Restate the listing below word for word, omitting any images.
********
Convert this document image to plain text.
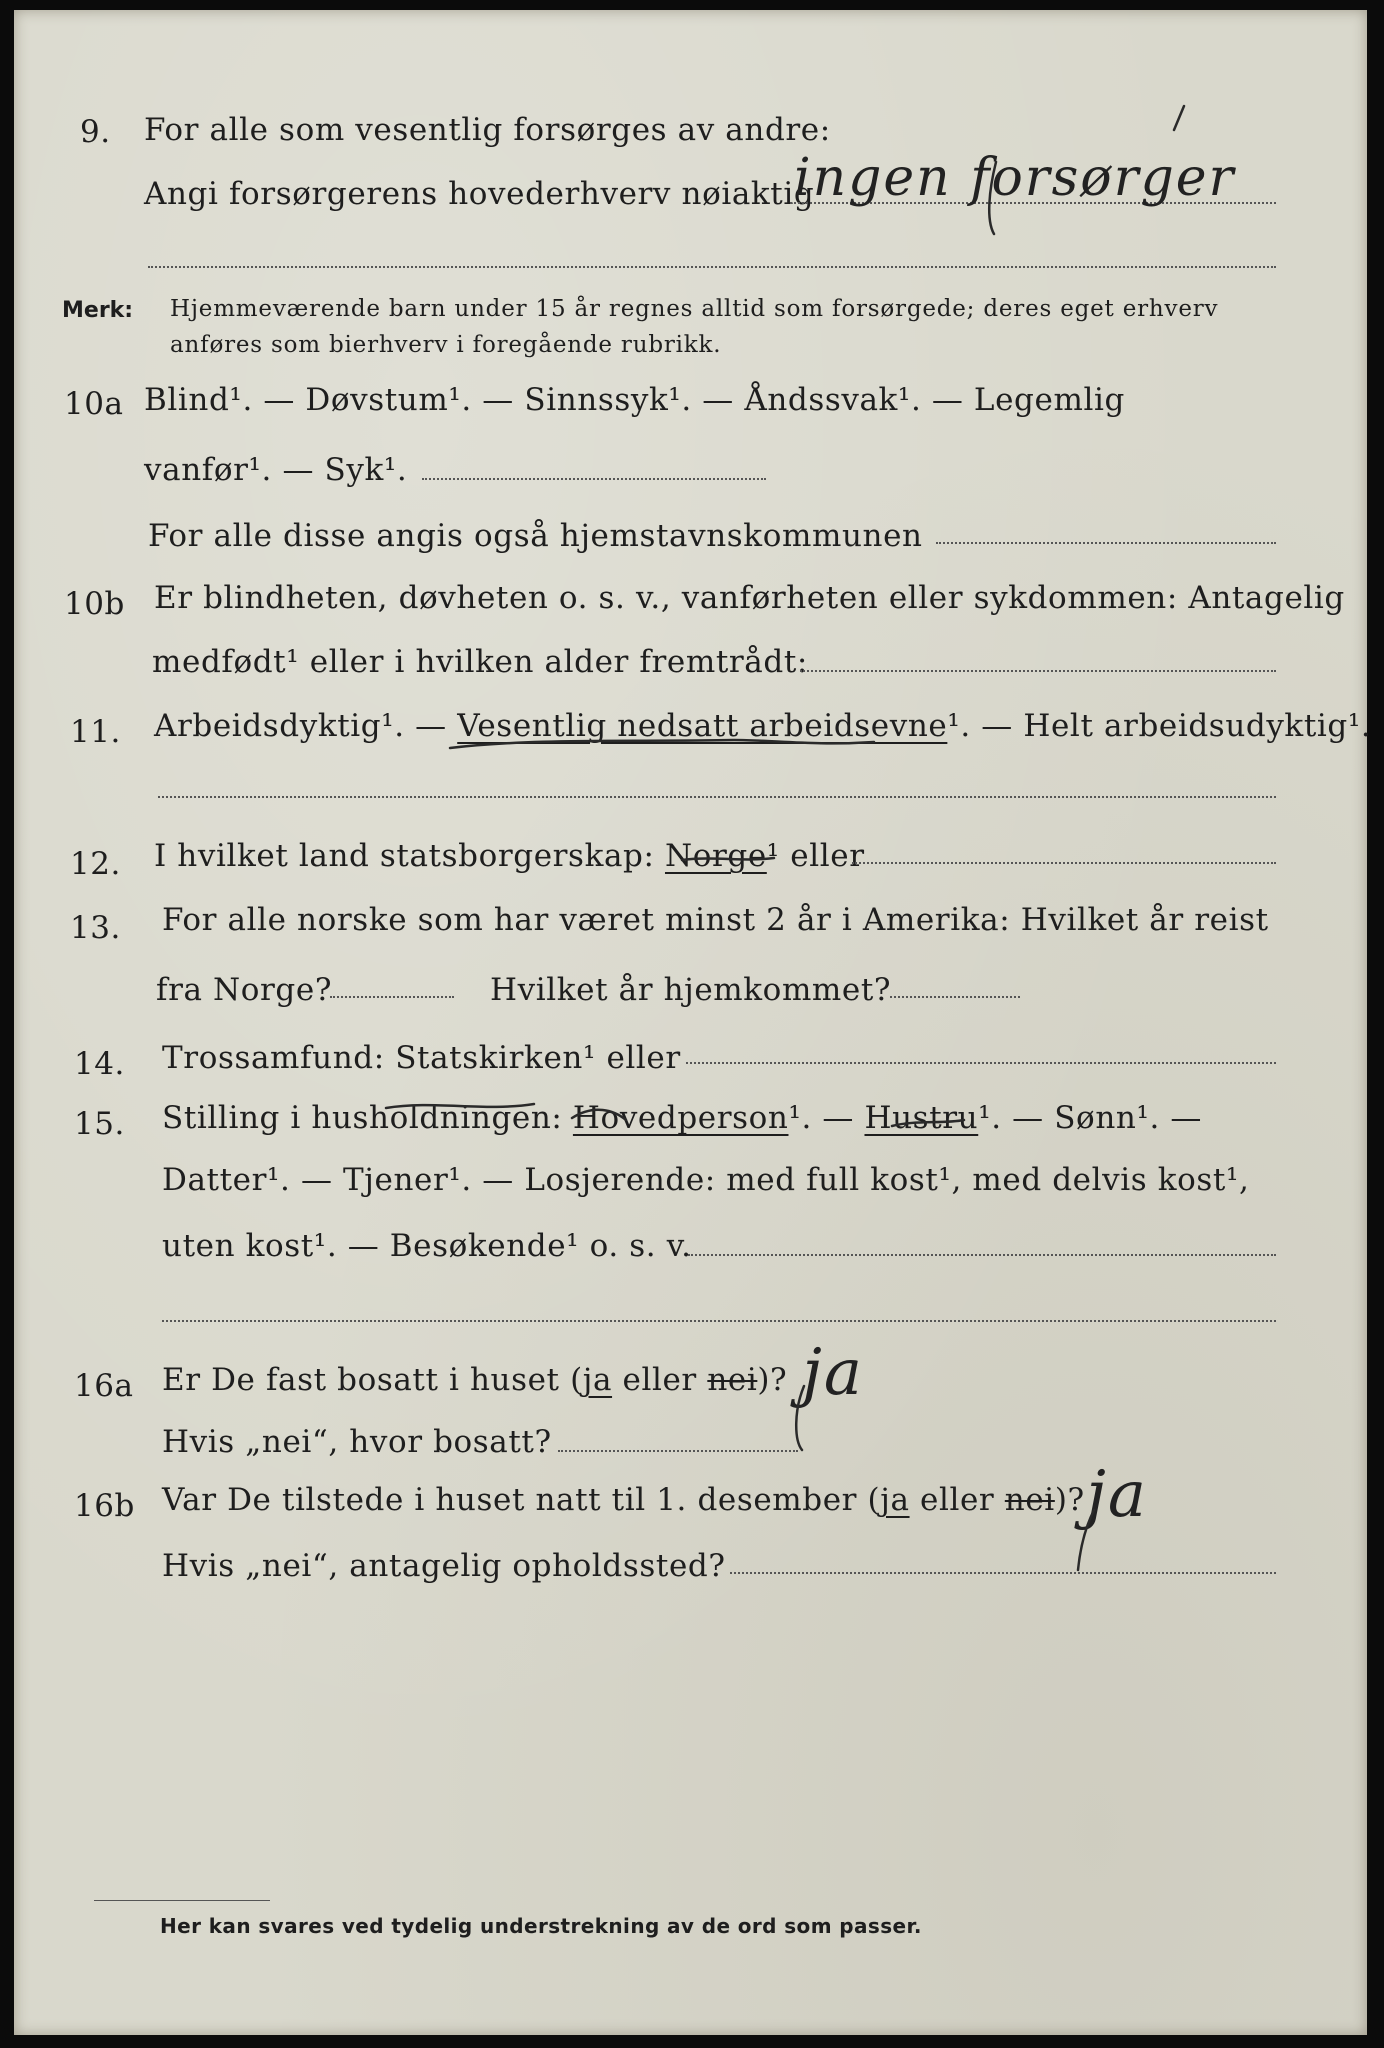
9. For alle som vesentlig forsørges av andre:
Angi forsørgerens hovederhverv nøiaktig
ingen forsørger
Merk: Hjemmeværende barn under 15 år regnes alltid som forsørgede; deres eget erhverv
anføres som bierhverv i foregående rubrikk.
10a Blind¹. — Døvstum¹. — Sinnssyk¹. — Åndssvak¹. — Legemlig
vanfør¹. — Syk¹.
For alle disse angis også hjemstavnskommunen
10b Er blindheten, døvheten o. s. v., vanførheten eller sykdommen: Antagelig
medfødt¹ eller i hvilken alder fremtrådt:
11. Arbeidsdyktig¹. — Vesentlig nedsatt arbeidsevne¹. — Helt arbeidsudyktig¹.
12. I hvilket land statsborgerskap: Norge¹ eller
13. For alle norske som har været minst 2 år i Amerika: Hvilket år reist
fra Norge?	Hvilket år hjemkommet?
14. Trossamfund: Statskirken¹ eller
15. Stilling i husholdningen: Hovedperson¹. — Hustru¹. — Sønn¹. —
Datter¹. — Tjener¹. — Losjerende: med full kost¹, med delvis kost¹,
uten kost¹. — Besøkende¹ o. s. v.
16a Er De fast bosatt i huset (ja eller nei)? ja
Hvis „nei“, hvor bosatt?
16b Var De tilstede i huset natt til 1. desember (ja eller nei)? ja
Hvis „nei“, antagelig opholdssted?
Her kan svares ved tydelig understrekning av de ord som passer.
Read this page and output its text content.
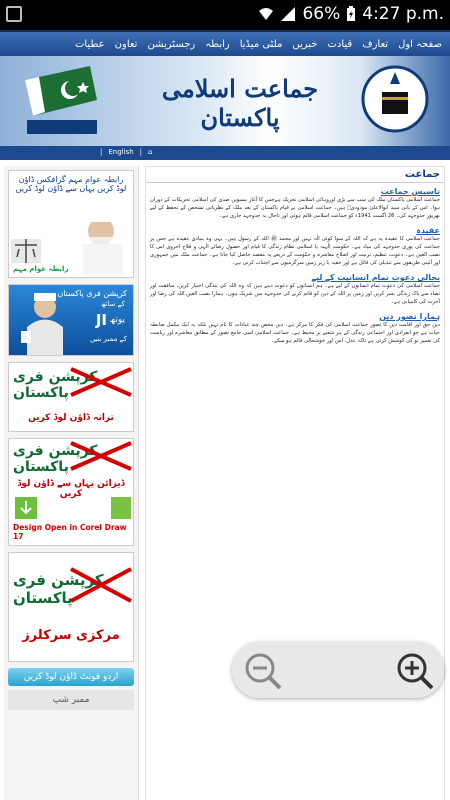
66% 4:27 p.m.
صفحہ اول
تعارف
قیادت
خبریں
ملٹی میڈیا
رابطہ
رجسٹریشن
تعاون
عطیات
جماعت اسلامی پاکستان
| English | ⌂
رابطہ عوام مہم گرافکس ڈاؤن لوڈ کریں یہاں سے ڈاؤن لوڈ کریں
رابطہ عوام مہم
کرپشن فری پاکستان
کے ساتھ
JI یوتھ
کے ممبر بنیں
کرپشن فری پاکستان
ترانہ ڈاؤن لوڈ کریں
کرپشن فری پاکستان
ڈیزائن یہاں سے ڈاؤن لوڈ کریں
Design Open in Corel Draw 17
کرپشن فری پاکستان
مرکزی سرکلرز
اردو فونٹ ڈاؤن لوڈ کریں
ممبر شپ
جماعت
تاسیس جماعت

جماعت اسلامی پاکستان ملک کی سب سے بڑی اوروہائی اسلامی تحریک ہےجس کا آغاز بیسویں صدی کی اسلامی تحریکات کے دوران ہوا۔ اس کے بانی سید ابوالاعلیٰ مودودیؒ ہیں۔ جماعت اسلامی نے قیام پاکستان کے بعد ملک کے نظریاتی تشخص کے تحفظ کے لیے بھرپور جدوجہد کی۔ 26 اگست 1941ء کو جماعت اسلامی قائم ہوئی اور تاحال یہ جدوجہد جاری ہے۔

عقیدہ

جماعت اسلامی کا عقیدہ یہ ہے کہ اللہ کے سوا کوئی الٰہ نہیں اور محمد ﷺ اللہ کے رسول ہیں۔ یہی وہ بنیادی عقیدہ ہے جس پر جماعت کی پوری جدوجہد کی بنیاد ہے۔ حکومت الٰہیہ یا اسلامی نظام زندگی کا قیام اور حصول رضائے الٰہی و فلاح اخروی اس کا نصب العین ہے۔ دعوت، تنظیم، تربیت اور اصلاح معاشرہ و حکومت کے ذریعے یہ مقصد حاصل کیا جاتا ہے۔ جماعت ملک میں جمہوری اور آئینی طریقوں سے تبدیلی کی قائل ہے اور خفیہ یا زیر زمین سرگرمیوں سے اجتناب کرتی ہے۔

بحالی دعوت تمام انسانیت کے لیے

جماعت اسلامی کی دعوت تمام انسانوں کے لیے ہے۔ ہم انسانوں کو دعوت دیتے ہیں کہ وہ اللہ کی بندگی اختیار کریں، منافقت اور تضاد سے پاک زندگی بسر کریں اور زمین پر اللہ کے دین کو قائم کرنے کی جدوجہد میں شریک ہوں۔ ہمارا نصب العین اللہ کی رضا اور آخرت کی کامیابی ہے۔

ہمارا تصور دین

دین حق اور اقامت دین کا تصور جماعت اسلامی کی فکر کا مرکز ہے۔ دین محض چند عبادات کا نام نہیں بلکہ یہ ایک مکمل ضابطہ حیات ہے جو انفرادی اور اجتماعی زندگی کے ہر شعبے پر محیط ہے۔ جماعت اسلامی اسی جامع تصور کے مطابق معاشرے اور ریاست کی تعمیر نو کی کوشش کرتی ہے تاکہ عدل، امن اور خوشحالی قائم ہو سکے۔
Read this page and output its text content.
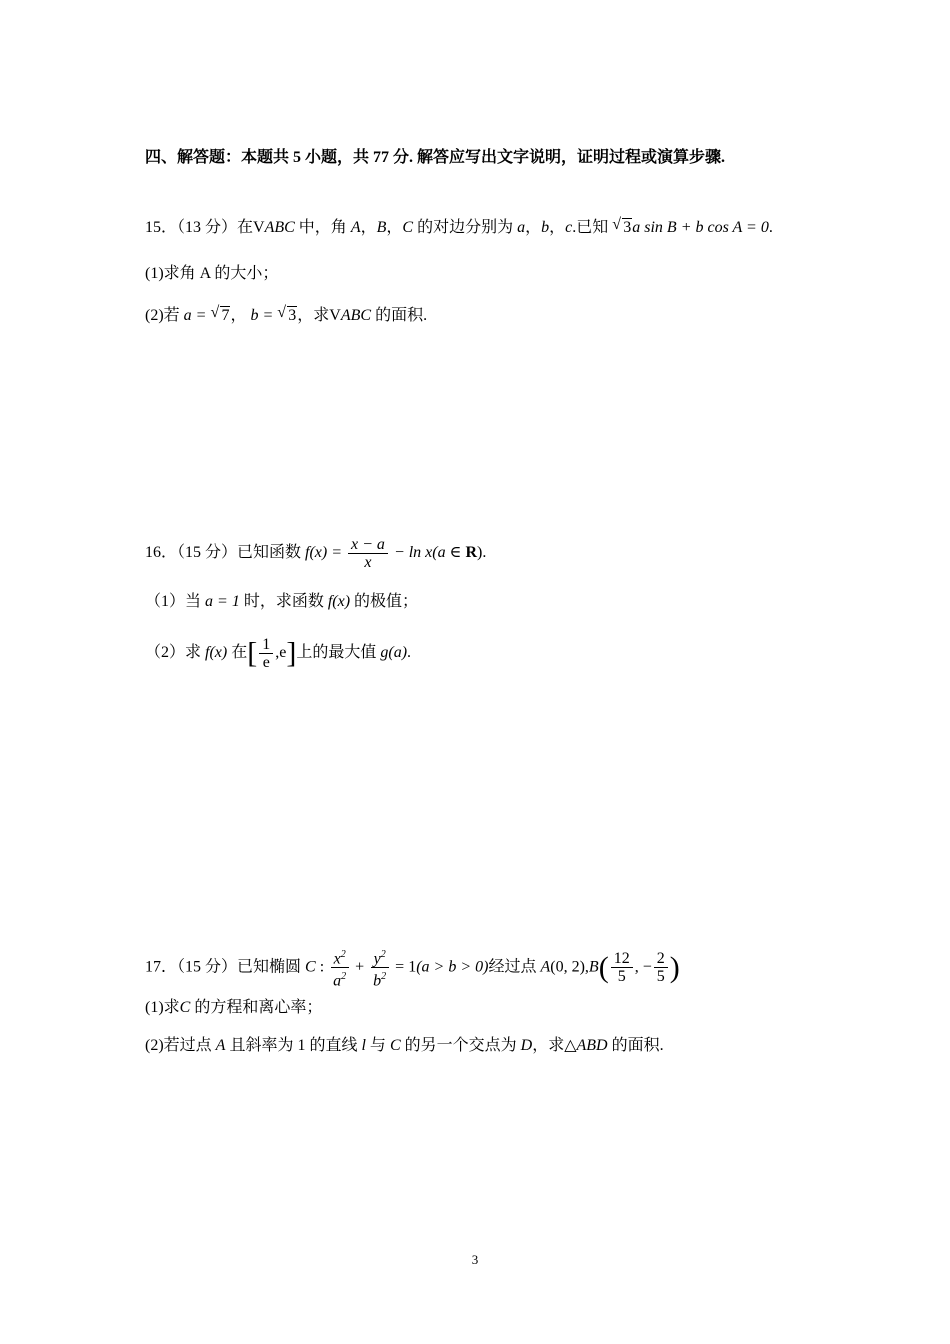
四、解答题：本题共 5 小题，共 77 分. 解答应写出文字说明，证明过程或演算步骤.
15．（13 分）在VABC 中，角 A，B，C 的对边分别为 a，b，c.已知 √ 3a sin B + b cos A = 0.
(1)求角 A 的大小；
(2)若 a = √ 7， b = √ 3，求VABC 的面积.
16．（15 分）已知函数 $f(x) = \frac{x - a}{x} - \ln x(a$ ∈ R).
（1）当 a = 1 时，求函数 f(x) 的极值；
（2）求 f(x) 在[ $\frac{1}{e} ,e$]上的最大值 g(a).
17．（15 分）已知椭圆 C : $\frac{x^2}{a^2} + \frac{y^2}{b^2} = 1(a > b > 0)$经过点 A(0, $2),B( \frac{12}{5}$ , − $\frac{2}{5}$ )
(1)求C 的方程和离心率；
(2)若过点 A 且斜率为 1 的直线 l 与 C 的另一个交点为 D，求△ABD 的面积.
3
********
_Written answer_:
Convert this document image to plain text.
9. For alle som vesentlig forsørges av andre:
Angi forsørgerens hovederhverv nøiaktig
ingen forsørger
Merk: Hjemmeværende barn under 15 år regnes alltid som forsørgede; deres eget erhverv
anføres som bierhverv i foregående rubrikk.
10a Blind¹. — Døvstum¹. — Sinnssyk¹. — Åndssvak¹. — Legemlig
vanfør¹. — Syk¹.
For alle disse angis også hjemstavnskommunen
10b Er blindheten, døvheten o. s. v., vanførheten eller sykdommen: Antagelig
medfødt¹ eller i hvilken alder fremtrådt:
11. Arbeidsdyktig¹. — Vesentlig nedsatt arbeidsevne¹. — Helt arbeidsudyktig¹.
12. I hvilket land statsborgerskap: Norge¹ eller
13. For alle norske som har været minst 2 år i Amerika: Hvilket år reist
fra Norge?	Hvilket år hjemkommet?
14. Trossamfund: Statskirken¹ eller
15. Stilling i husholdningen: Hovedperson¹. — Hustru¹. — Sønn¹. —
Datter¹. — Tjener¹. — Losjerende: med full kost¹, med delvis kost¹,
uten kost¹. — Besøkende¹ o. s. v.
16a Er De fast bosatt i huset (ja eller nei)? ja
Hvis „nei“, hvor bosatt?
16b Var De tilstede i huset natt til 1. desember (ja eller nei)? ja
Hvis „nei“, antagelig opholdssted?
Her kan svares ved tydelig understrekning av de ord som passer.
Read this page and output its text content.
66% 4:27 p.m.
صفحہ اول
تعارف
قیادت
خبریں
ملٹی میڈیا
رابطہ
رجسٹریشن
تعاون
عطیات
جماعت اسلامی پاکستان
| English | ⌂
رابطہ عوام مہم گرافکس ڈاؤن لوڈ کریں یہاں سے ڈاؤن لوڈ کریں
رابطہ عوام مہم
کرپشن فری پاکستان
کے ساتھ
JI یوتھ
کے ممبر بنیں
کرپشن فری پاکستان
ترانہ ڈاؤن لوڈ کریں
کرپشن فری پاکستان
ڈیزائن یہاں سے ڈاؤن لوڈ کریں
Design Open in Corel Draw 17
کرپشن فری پاکستان
مرکزی سرکلرز
اردو فونٹ ڈاؤن لوڈ کریں
ممبر شپ
جماعت
تاسیس جماعت

جماعت اسلامی پاکستان ملک کی سب سے بڑی اوروہائی اسلامی تحریک ہےجس کا آغاز بیسویں صدی کی اسلامی تحریکات کے دوران ہوا۔ اس کے بانی سید ابوالاعلیٰ مودودیؒ ہیں۔ جماعت اسلامی نے قیام پاکستان کے بعد ملک کے نظریاتی تشخص کے تحفظ کے لیے بھرپور جدوجہد کی۔ 26 اگست 1941ء کو جماعت اسلامی قائم ہوئی اور تاحال یہ جدوجہد جاری ہے۔

عقیدہ

جماعت اسلامی کا عقیدہ یہ ہے کہ اللہ کے سوا کوئی الٰہ نہیں اور محمد ﷺ اللہ کے رسول ہیں۔ یہی وہ بنیادی عقیدہ ہے جس پر جماعت کی پوری جدوجہد کی بنیاد ہے۔ حکومت الٰہیہ یا اسلامی نظام زندگی کا قیام اور حصول رضائے الٰہی و فلاح اخروی اس کا نصب العین ہے۔ دعوت، تنظیم، تربیت اور اصلاح معاشرہ و حکومت کے ذریعے یہ مقصد حاصل کیا جاتا ہے۔ جماعت ملک میں جمہوری اور آئینی طریقوں سے تبدیلی کی قائل ہے اور خفیہ یا زیر زمین سرگرمیوں سے اجتناب کرتی ہے۔

بحالی دعوت تمام انسانیت کے لیے

جماعت اسلامی کی دعوت تمام انسانوں کے لیے ہے۔ ہم انسانوں کو دعوت دیتے ہیں کہ وہ اللہ کی بندگی اختیار کریں، منافقت اور تضاد سے پاک زندگی بسر کریں اور زمین پر اللہ کے دین کو قائم کرنے کی جدوجہد میں شریک ہوں۔ ہمارا نصب العین اللہ کی رضا اور آخرت کی کامیابی ہے۔

ہمارا تصور دین

دین حق اور اقامت دین کا تصور جماعت اسلامی کی فکر کا مرکز ہے۔ دین محض چند عبادات کا نام نہیں بلکہ یہ ایک مکمل ضابطہ حیات ہے جو انفرادی اور اجتماعی زندگی کے ہر شعبے پر محیط ہے۔ جماعت اسلامی اسی جامع تصور کے مطابق معاشرے اور ریاست کی تعمیر نو کی کوشش کرتی ہے تاکہ عدل، امن اور خوشحالی قائم ہو سکے۔
Read this page and output its text content.
四、解答题：本题共 5 小题，共 77 分. 解答应写出文字说明，证明过程或演算步骤.
15．（13 分）在VABC 中，角 A，B，C 的对边分别为 a，b，c.已知 √ 3a sin B + b cos A = 0.
(1)求角 A 的大小；
(2)若 a = √ 7， b = √ 3，求VABC 的面积.
16．（15 分）已知函数 $f(x) = \frac{x - a}{x} - \ln x(a$ ∈ R).
（1）当 a = 1 时，求函数 f(x) 的极值；
（2）求 f(x) 在[ $\frac{1}{e} ,e$]上的最大值 g(a).
17．（15 分）已知椭圆 C : $\frac{x^2}{a^2} + \frac{y^2}{b^2} = 1(a > b > 0)$经过点 A(0, $2),B( \frac{12}{5}$ , − $\frac{2}{5}$ )
(1)求C 的方程和离心率；
(2)若过点 A 且斜率为 1 的直线 l 与 C 的另一个交点为 D，求△ABD 的面积.
3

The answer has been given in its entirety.